### Job:
Copy all lines below containing "image".

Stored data
• • • • • • •

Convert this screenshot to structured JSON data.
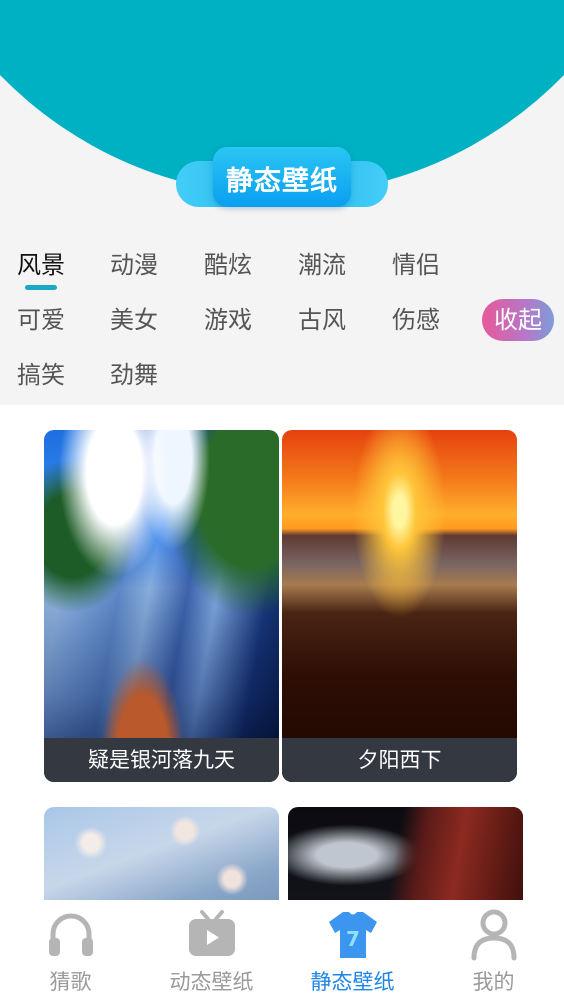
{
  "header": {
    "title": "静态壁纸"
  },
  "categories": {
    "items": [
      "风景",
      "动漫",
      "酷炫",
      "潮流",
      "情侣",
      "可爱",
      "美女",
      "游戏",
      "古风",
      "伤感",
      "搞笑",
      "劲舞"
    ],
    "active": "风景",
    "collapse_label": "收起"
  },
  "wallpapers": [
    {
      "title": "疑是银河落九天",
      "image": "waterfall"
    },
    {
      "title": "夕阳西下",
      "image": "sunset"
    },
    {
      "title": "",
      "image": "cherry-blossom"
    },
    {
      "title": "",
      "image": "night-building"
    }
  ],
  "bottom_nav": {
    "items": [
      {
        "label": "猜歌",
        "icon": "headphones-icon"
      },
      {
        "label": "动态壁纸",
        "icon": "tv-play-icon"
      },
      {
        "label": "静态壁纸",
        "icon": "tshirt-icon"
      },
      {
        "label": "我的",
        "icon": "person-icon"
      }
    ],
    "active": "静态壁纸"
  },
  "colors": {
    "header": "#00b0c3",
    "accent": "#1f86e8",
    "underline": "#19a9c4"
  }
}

• • • • • • •

### Answer to the task:
      "image": "waterfall"
      "image": "sunset"
      "image": "cherry-blossom"
      "image": "night-building"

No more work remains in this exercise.